Extract:
===============
# Tech Traditions



## DarSax (May 11, 2006)

I hope there hasn't been a thread on this somewhere else that I'm missing.

Do you guys out there have traditions that you do before each show/just traditions in your theater, etc?

I'll start.

>Before each show, all of the booth crew licks a 9-Volt battery :shock: 

>Every Saturday night show (our shows run Thursday-Friday-Saturday), the Booth Crew and select backstagers paint their faces with blue acrylic (acrylic.) paint to WOAD, which is basically the facepaint that they had in Braveheart. (Note to everyone: Acrylic is a PAIN to get off of your face. Just a little.)

>For SOME reason, at some point we acquired a gobo of crucified Jesus. Don't ask me why; keep in mind, we are a public school. Anyways, tradition dictates that the seniors each year hide the gobo somewhere in the auditorium, and leave vague clues for the rest of tech to find it.

The only semi-tradition we have is that if you're in the booth, you're SUPPOSED to buy/wear a black flight suit...but now everyone is lame, and I'm the only one who still does it. (The people who initiated it, during tech's "glory days," have since graduated. LAME.)
===============
Raw records:
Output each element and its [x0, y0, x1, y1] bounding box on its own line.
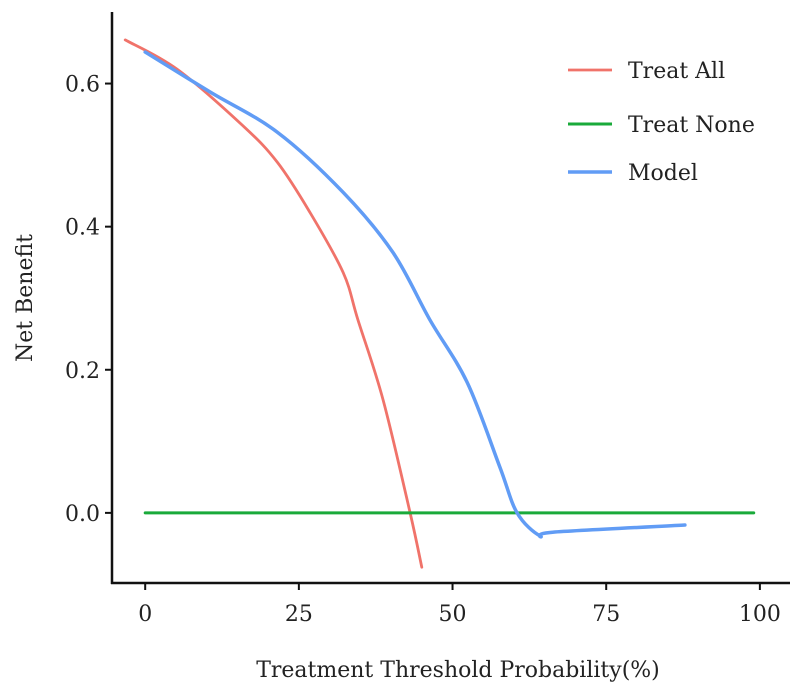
- y-tick-label: 0.6: [65, 73, 100, 98]
- series-line-model: [143, 50, 687, 539]
- legend-label: Treat None: [628, 113, 755, 138]
- y-tick-label: 0.2: [65, 359, 100, 384]
- y-tick-label: 0.4: [65, 216, 100, 241]
- y-axis-label: Net Benefit: [13, 234, 38, 362]
- y-tick-label: 0.0: [65, 502, 100, 527]
- legend: Treat All Treat None Model: [568, 59, 755, 186]
- series-line-treat-all: [123, 38, 424, 569]
- x-tick-label: 0: [138, 602, 152, 627]
- series-lines: [123, 38, 756, 569]
- legend-label: Model: [628, 161, 698, 186]
- legend-label: Treat All: [628, 59, 725, 84]
- x-tick-label: 75: [592, 602, 620, 627]
- x-tick-label: 50: [439, 602, 467, 627]
- x-tick-label: 100: [739, 602, 781, 627]
- x-axis-label: Treatment Threshold Probability(%): [256, 658, 660, 683]
- axes: 0 25 50 75 100 0.0 0.2 0.4 0.6: [65, 12, 790, 627]
- x-tick-label: 25: [285, 602, 313, 627]
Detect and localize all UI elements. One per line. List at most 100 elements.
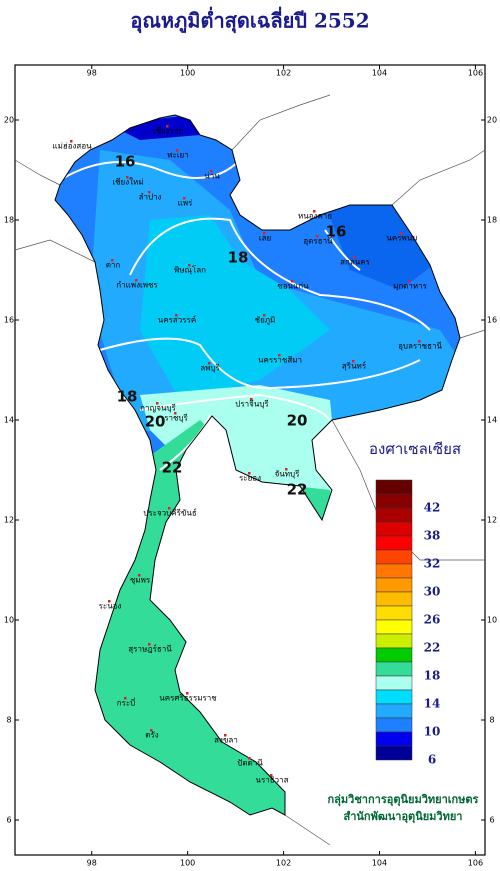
country-outline [54, 114, 461, 816]
place-marker [263, 232, 266, 235]
place-label: จันทบุรี [275, 470, 301, 479]
place-label: อุบลราชธานี [398, 342, 442, 351]
place-marker [174, 412, 177, 415]
legend-swatch [375, 577, 413, 593]
contour-label: 20 [145, 413, 166, 431]
credit-line: กลุ่มวิชาการอุตุนิยมวิทยาเกษตร [328, 793, 479, 807]
place-label: สุรินทร์ [342, 361, 367, 371]
place-marker [408, 280, 411, 283]
place-label: นครราชสีมา [258, 356, 302, 365]
legend-swatch [375, 717, 413, 733]
place-label: อุดรธานี [303, 237, 333, 246]
x-tick-label: 104 [372, 859, 387, 868]
legend-swatch [375, 507, 413, 523]
place-marker [250, 398, 253, 401]
place-marker [108, 600, 111, 603]
place-label: ลำปาง [139, 193, 162, 202]
legend-swatch [375, 605, 413, 621]
place-marker [224, 734, 227, 737]
place-marker [313, 210, 316, 213]
zone-22 [140, 385, 340, 500]
place-label: ปัตตานี [237, 759, 263, 768]
place-marker [263, 314, 266, 317]
place-marker [148, 643, 151, 646]
place-marker [124, 697, 127, 700]
legend-swatch [375, 493, 413, 509]
place-marker [135, 279, 138, 282]
place-label: ตาก [106, 261, 121, 270]
place-label: ชุมพร [130, 576, 151, 585]
place-label: กาญจนบุรี [140, 404, 176, 413]
place-marker [418, 340, 421, 343]
place-marker [168, 507, 171, 510]
place-marker [186, 692, 189, 695]
contour-label: 18 [117, 388, 138, 406]
y-tick-label: 8 [6, 716, 11, 725]
place-marker [175, 314, 178, 317]
place-marker [156, 402, 159, 405]
place-label: ขอนแก่น [277, 282, 309, 291]
legend-title: องศาเซลเซียส [369, 440, 461, 458]
y-tick-label: 14 [487, 416, 497, 425]
legend-swatch [375, 661, 413, 677]
contour-label: 22 [162, 459, 183, 477]
place-marker [188, 264, 191, 267]
legend-swatch [375, 689, 413, 705]
place-marker [278, 354, 281, 357]
place-label: หนองคาย [298, 212, 332, 221]
place-label: นราธิวาส [255, 776, 288, 785]
legend-swatch [375, 731, 413, 747]
x-tick-label: 102 [276, 859, 291, 868]
zone-20 [140, 215, 330, 400]
legend-label: 6 [428, 753, 436, 767]
y-tick-label: 12 [487, 516, 497, 525]
place-label: ระยอง [239, 474, 261, 483]
place-label: กำแพงเพชร [116, 281, 158, 290]
place-marker [111, 259, 114, 262]
place-marker [176, 149, 179, 152]
contour-label: 16 [115, 153, 136, 171]
y-tick-label: 18 [487, 216, 497, 225]
y-tick-label: 8 [489, 716, 494, 725]
x-tick-label: 102 [276, 69, 291, 78]
place-label: ประจวบคีรีขันธ์ [143, 508, 197, 518]
legend-label: 22 [424, 641, 441, 655]
y-tick-label: 6 [489, 816, 494, 825]
legend-swatch [375, 591, 413, 607]
place-label: ตรัง [145, 731, 158, 740]
legend-swatch [375, 745, 413, 761]
place-label: เชียงใหม่ [112, 178, 143, 187]
place-marker [352, 360, 355, 363]
place-label: ระนอง [99, 602, 122, 611]
place-label: ปราจีนบุรี [235, 400, 269, 409]
contour-label: 22 [287, 481, 308, 499]
place-marker [126, 176, 129, 179]
map-title: อุณหภูมิต่ำสุดเฉลี่ยปี 2552 [130, 6, 369, 35]
y-tick-label: 16 [4, 316, 14, 325]
place-label: สงขลา [214, 736, 238, 745]
y-tick-label: 14 [4, 416, 14, 425]
legend-swatch [375, 479, 413, 495]
place-label: เชียงราย [153, 127, 183, 136]
legend-swatch [375, 703, 413, 719]
x-tick-label: 100 [180, 69, 195, 78]
legend-swatch [375, 563, 413, 579]
place-label: แพร่ [178, 199, 193, 208]
x-tick-label: 106 [468, 69, 483, 78]
legend-label: 26 [424, 613, 441, 627]
place-marker [353, 256, 356, 259]
place-label: นครสวรรค์ [158, 315, 196, 325]
place-label: สกลนคร [340, 258, 370, 267]
place-marker [208, 362, 211, 365]
legend-swatch [375, 535, 413, 551]
y-tick-label: 20 [4, 116, 14, 125]
y-tick-label: 10 [4, 616, 14, 625]
legend-swatch [375, 549, 413, 565]
x-tick-label: 98 [87, 859, 97, 868]
contour-label: 20 [287, 412, 308, 430]
legend-swatch [375, 633, 413, 649]
legend-label: 18 [424, 669, 441, 683]
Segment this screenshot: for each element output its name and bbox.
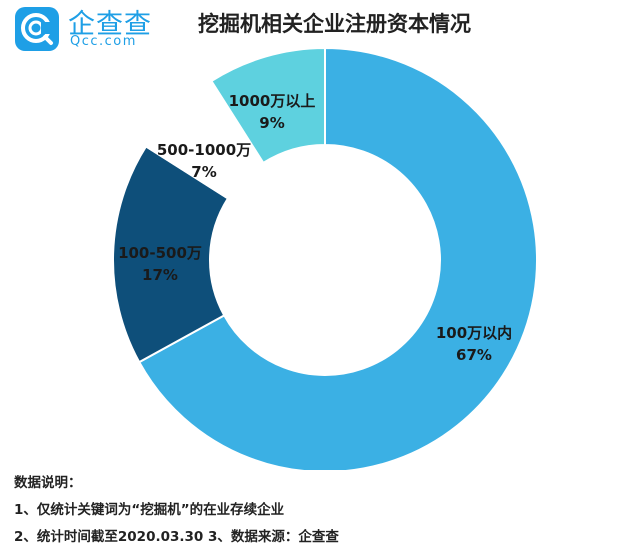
slice-1 [112, 145, 230, 364]
slice-pct-1: 17% [142, 266, 178, 284]
slice-pct-3: 9% [259, 114, 284, 132]
slice-pct-2: 7% [191, 163, 216, 181]
data-notes: 数据说明： 1、仅统计关键词为“挖掘机”的在业存续企业 2、统计时间截至2020… [14, 470, 339, 551]
qcc-logo-icon [15, 7, 59, 51]
header: 企查查 Qcc.com 挖掘机相关企业注册资本情况 [0, 0, 640, 51]
slice-pct-0: 67% [456, 346, 492, 364]
page-title: 挖掘机相关企业注册资本情况 [198, 12, 471, 36]
slice-3 [210, 46, 326, 165]
slice-label-3: 1000万以上 [229, 92, 316, 110]
slice-0 [137, 46, 538, 470]
notes-heading: 数据说明： [14, 475, 82, 491]
slice-label-0: 100万以内 [436, 324, 512, 342]
slice-label-2: 500-1000万 [157, 141, 251, 159]
slice-label-1: 100-500万 [118, 244, 202, 262]
logo-text: 企查查 [68, 9, 152, 40]
logo-domain: Qcc.com [70, 34, 137, 49]
notes-line-1: 1、仅统计关键词为“挖掘机”的在业存续企业 [14, 502, 285, 518]
donut-chart: 100万以内 67% 100-500万 17% 500-1000万 7% 1000万以上 9% [112, 46, 538, 470]
notes-line-2: 2、统计时间截至2020.03.30 3、数据来源：企查查 [14, 529, 339, 545]
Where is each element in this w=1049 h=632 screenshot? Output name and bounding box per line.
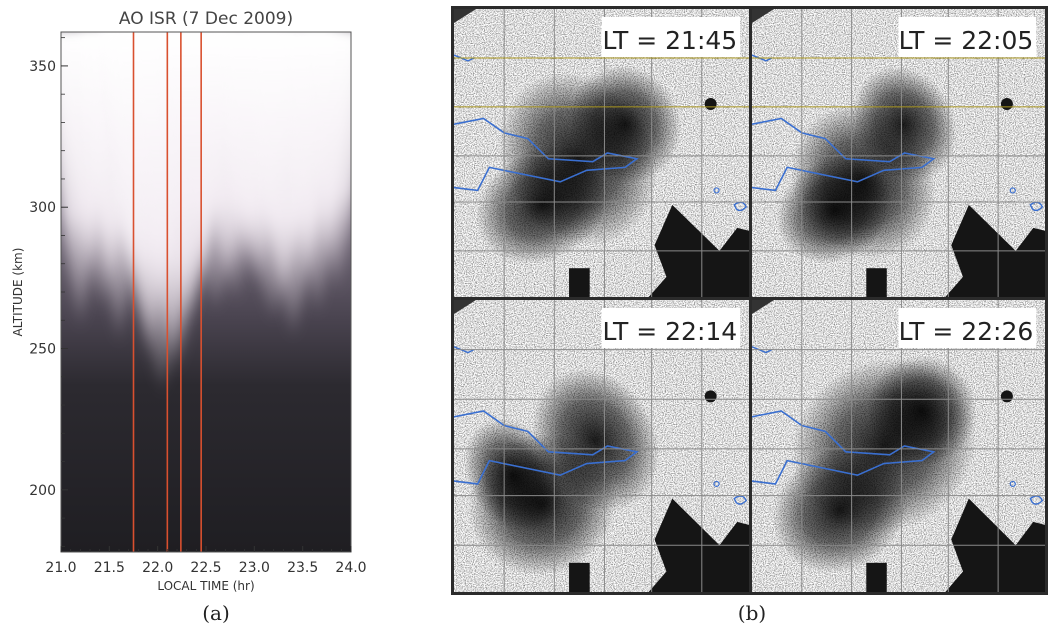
===============
What is asked:
1) Rewrite the records starting at the line that contains "country-outline [54, 114, 461, 816]" and ending at the line that contains "place-marker [148, 643, 151, 646]", changing "place-marker" to "location-marker" and leaving everything else as it is.
2) Continue the forum thread on theater tech crew traditions from its last post.
The forum thread and the records come from unrelated sources.

Answers by task:
1)
country-outline [54, 114, 461, 816]
location-marker [263, 232, 266, 235]
place-label: จันทบุรี [275, 470, 301, 479]
place-label: อุบลราชธานี [398, 342, 442, 351]
location-marker [174, 412, 177, 415]
legend-swatch [375, 577, 413, 593]
contour-label: 20 [145, 413, 166, 431]
credit-line: กลุ่มวิชาการอุตุนิยมวิทยาเกษตร [328, 793, 479, 807]
place-label: สุรินทร์ [342, 361, 367, 371]
location-marker [408, 280, 411, 283]
place-label: นครราชสีมา [258, 356, 302, 365]
legend-swatch [375, 717, 413, 733]
place-label: อุดรธานี [303, 237, 333, 246]
x-tick-label: 104 [372, 859, 387, 868]
legend-swatch [375, 507, 413, 523]
location-marker [250, 398, 253, 401]
location-marker [108, 600, 111, 603]
place-label: ลำปาง [139, 193, 162, 202]
legend-swatch [375, 605, 413, 621]
location-marker [224, 734, 227, 737]
location-marker [313, 210, 316, 213]
zone-22 [140, 385, 340, 500]
place-label: ปัตตานี [237, 759, 263, 768]
location-marker [263, 314, 266, 317]
location-marker [148, 643, 151, 646]

2)
So, what about you all? I'm sure with all the crazy techies (technicians) out there, that there will be some crazy hijinks to follow. (If I think of any more, I'll be sure to post them too)


----------



## kingfisher1 (May 11, 2006)

for particularly nerve racking shows a habit has been made of screaming at the top of our lungs the obsenity that begins with f and terminates with k. Our schools longest running trtadition is "innitiation" inwhich teh newest member to teh schools acting community recieves a punch from each member of the cast and crew. (5th grade, my year, my arm turned a shade a blue that evn rosco or GAM would envey.) this innitioation must be auditorily accompanyed but music selected by the graduating seniors and ollofactoraly acccompanied by the sweet smell of Axe, or a similar cologne.


----------



## Willy Wonka (May 11, 2006)

Your theatre sounds like a mad house. Doesn't sound like a very dignified place to me with all the wild profanity and violence. Sounds like tons of fun though.


----------



## Willy Wonka (May 11, 2006)

whatever you do, dont say the word Macbeth.


----------



## DarSax (May 12, 2006)

Heh. It never really caught on, but a couple of the techies have taken to saying "Get SARS" instead of "Break A Leg." 

Hmm, what else. We used to pick a select freshman and wrap him up in tape (not duct, that'd be cruel; not gaff, that'd be expensive; so lamely, it was usually masking). Hmm. What else...

Oh we do have a game, we haven't played in a while, named "Challenge." The challenge: Get from the stage to the back door without touching the floor. You can place one chair. Over the seats its fairly easy, but it's pretty much a 7+ gap between the railing overlooking the pit and the chairs, and jumping, you have the risk of breaking something. (Your limbs,that is. We've broken numerous seats, before I came, playing Challenge).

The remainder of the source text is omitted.